Some records:
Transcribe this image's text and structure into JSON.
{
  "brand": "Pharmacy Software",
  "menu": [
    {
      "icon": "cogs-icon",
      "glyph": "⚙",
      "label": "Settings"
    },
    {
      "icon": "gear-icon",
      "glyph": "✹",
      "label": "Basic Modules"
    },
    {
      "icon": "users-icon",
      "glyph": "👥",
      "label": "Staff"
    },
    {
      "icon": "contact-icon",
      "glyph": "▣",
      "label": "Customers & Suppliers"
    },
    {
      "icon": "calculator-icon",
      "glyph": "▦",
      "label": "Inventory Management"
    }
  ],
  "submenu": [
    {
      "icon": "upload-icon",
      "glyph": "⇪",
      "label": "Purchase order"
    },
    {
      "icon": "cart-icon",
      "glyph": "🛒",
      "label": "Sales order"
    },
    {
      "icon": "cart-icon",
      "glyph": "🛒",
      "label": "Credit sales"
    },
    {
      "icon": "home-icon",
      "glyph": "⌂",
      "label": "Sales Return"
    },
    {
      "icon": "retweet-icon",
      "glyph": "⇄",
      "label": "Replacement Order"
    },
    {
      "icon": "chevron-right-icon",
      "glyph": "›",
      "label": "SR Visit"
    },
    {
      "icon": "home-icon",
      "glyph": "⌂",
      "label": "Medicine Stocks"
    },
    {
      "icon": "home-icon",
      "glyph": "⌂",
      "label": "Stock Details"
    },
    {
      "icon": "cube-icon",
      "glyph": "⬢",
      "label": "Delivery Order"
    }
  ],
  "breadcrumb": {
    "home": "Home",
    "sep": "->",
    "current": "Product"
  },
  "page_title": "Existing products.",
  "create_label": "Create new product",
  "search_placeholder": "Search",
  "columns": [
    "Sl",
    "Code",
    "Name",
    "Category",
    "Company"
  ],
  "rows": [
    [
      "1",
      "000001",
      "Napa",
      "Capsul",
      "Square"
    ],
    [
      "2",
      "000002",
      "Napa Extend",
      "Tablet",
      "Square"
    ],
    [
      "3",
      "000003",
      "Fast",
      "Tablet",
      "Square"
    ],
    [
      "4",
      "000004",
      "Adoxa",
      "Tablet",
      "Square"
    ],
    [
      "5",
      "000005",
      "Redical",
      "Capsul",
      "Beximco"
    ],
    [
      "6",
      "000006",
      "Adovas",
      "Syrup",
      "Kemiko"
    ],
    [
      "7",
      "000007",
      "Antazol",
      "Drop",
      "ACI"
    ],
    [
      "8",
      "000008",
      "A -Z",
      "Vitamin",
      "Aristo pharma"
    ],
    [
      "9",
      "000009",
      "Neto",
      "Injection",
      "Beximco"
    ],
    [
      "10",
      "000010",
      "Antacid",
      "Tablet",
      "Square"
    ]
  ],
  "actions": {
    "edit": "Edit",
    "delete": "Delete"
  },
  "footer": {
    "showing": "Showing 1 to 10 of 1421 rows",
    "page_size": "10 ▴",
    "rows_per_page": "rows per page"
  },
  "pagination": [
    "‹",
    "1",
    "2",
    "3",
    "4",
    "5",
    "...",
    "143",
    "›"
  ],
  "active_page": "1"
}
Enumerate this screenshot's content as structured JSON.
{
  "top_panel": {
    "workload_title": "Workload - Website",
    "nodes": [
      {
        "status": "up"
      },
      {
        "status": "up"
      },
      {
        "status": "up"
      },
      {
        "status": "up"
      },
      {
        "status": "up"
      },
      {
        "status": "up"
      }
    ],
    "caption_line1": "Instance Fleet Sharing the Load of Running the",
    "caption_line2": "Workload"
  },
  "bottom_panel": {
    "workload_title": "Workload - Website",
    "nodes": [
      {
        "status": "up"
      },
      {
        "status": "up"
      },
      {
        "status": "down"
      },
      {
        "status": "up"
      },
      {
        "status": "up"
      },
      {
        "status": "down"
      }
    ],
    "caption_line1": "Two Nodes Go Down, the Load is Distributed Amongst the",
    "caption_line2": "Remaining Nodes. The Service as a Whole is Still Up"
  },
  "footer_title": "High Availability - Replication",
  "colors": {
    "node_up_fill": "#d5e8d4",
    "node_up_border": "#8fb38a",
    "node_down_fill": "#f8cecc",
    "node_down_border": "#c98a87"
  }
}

▶ _What is expected_: Would you restate each of the entries word for word?

▶ _Result of this exercise_:
Transcribe this image's text and structure into JSON.
{
  "brand": "Pharmacy Software",
  "menu": [
    {
      "icon": "cogs-icon",
      "glyph": "⚙",
      "label": "Settings"
    },
    {
      "icon": "gear-icon",
      "glyph": "✹",
      "label": "Basic Modules"
    },
    {
      "icon": "users-icon",
      "glyph": "👥",
      "label": "Staff"
    },
    {
      "icon": "contact-icon",
      "glyph": "▣",
      "label": "Customers & Suppliers"
    },
    {
      "icon": "calculator-icon",
      "glyph": "▦",
      "label": "Inventory Management"
    }
  ],
  "submenu": [
    {
      "icon": "upload-icon",
      "glyph": "⇪",
      "label": "Purchase order"
    },
    {
      "icon": "cart-icon",
      "glyph": "🛒",
      "label": "Sales order"
    },
    {
      "icon": "cart-icon",
      "glyph": "🛒",
      "label": "Credit sales"
    },
    {
      "icon": "home-icon",
      "glyph": "⌂",
      "label": "Sales Return"
    },
    {
      "icon": "retweet-icon",
      "glyph": "⇄",
      "label": "Replacement Order"
    },
    {
      "icon": "chevron-right-icon",
      "glyph": "›",
      "label": "SR Visit"
    },
    {
      "icon": "home-icon",
      "glyph": "⌂",
      "label": "Medicine Stocks"
    },
    {
      "icon": "home-icon",
      "glyph": "⌂",
      "label": "Stock Details"
    },
    {
      "icon": "cube-icon",
      "glyph": "⬢",
      "label": "Delivery Order"
    }
  ],
  "breadcrumb": {
    "home": "Home",
    "sep": "->",
    "current": "Product"
  },
  "page_title": "Existing products.",
  "create_label": "Create new product",
  "search_placeholder": "Search",
  "columns": [
    "Sl",
    "Code",
    "Name",
    "Category",
    "Company"
  ],
  "rows": [
    [
      "1",
      "000001",
      "Napa",
      "Capsul",
      "Square"
    ],
    [
      "2",
      "000002",
      "Napa Extend",
      "Tablet",
      "Square"
    ],
    [
      "3",
      "000003",
      "Fast",
      "Tablet",
      "Square"
    ],
    [
      "4",
      "000004",
      "Adoxa",
      "Tablet",
      "Square"
    ],
    [
      "5",
      "000005",
      "Redical",
      "Capsul",
      "Beximco"
    ],
    [
      "6",
      "000006",
      "Adovas",
      "Syrup",
      "Kemiko"
    ],
    [
      "7",
      "000007",
      "Antazol",
      "Drop",
      "ACI"
    ],
    [
      "8",
      "000008",
      "A -Z",
      "Vitamin",
      "Aristo pharma"
    ],
    [
      "9",
      "000009",
      "Neto",
      "Injection",
      "Beximco"
    ],
    [
      "10",
      "000010",
      "Antacid",
      "Tablet",
      "Square"
    ]
  ],
  "actions": {
    "edit": "Edit",
    "delete": "Delete"
  },
  "footer": {
    "showing": "Showing 1 to 10 of 1421 rows",
    "page_size": "10 ▴",
    "rows_per_page": "rows per page"
  },
  "pagination": [
    "‹",
    "1",
    "2",
    "3",
    "4",
    "5",
    "...",
    "143",
    "›"
  ],
  "active_page": "1"
}
Enumerate this screenshot's content as structured JSON.
{
  "top_panel": {
    "workload_title": "Workload - Website",
    "nodes": [
      {
        "status": "up"
      },
      {
        "status": "up"
      },
      {
        "status": "up"
      },
      {
        "status": "up"
      },
      {
        "status": "up"
      },
      {
        "status": "up"
      }
    ],
    "caption_line1": "Instance Fleet Sharing the Load of Running the",
    "caption_line2": "Workload"
  },
  "bottom_panel": {
    "workload_title": "Workload - Website",
    "nodes": [
      {
        "status": "up"
      },
      {
        "status": "up"
      },
      {
        "status": "down"
      },
      {
        "status": "up"
      },
      {
        "status": "up"
      },
      {
        "status": "down"
      }
    ],
    "caption_line1": "Two Nodes Go Down, the Load is Distributed Amongst the",
    "caption_line2": "Remaining Nodes. The Service as a Whole is Still Up"
  },
  "footer_title": "High Availability - Replication",
  "colors": {
    "node_up_fill": "#d5e8d4",
    "node_up_border": "#8fb38a",
    "node_down_fill": "#f8cecc",
    "node_down_border": "#c98a87"
  }
}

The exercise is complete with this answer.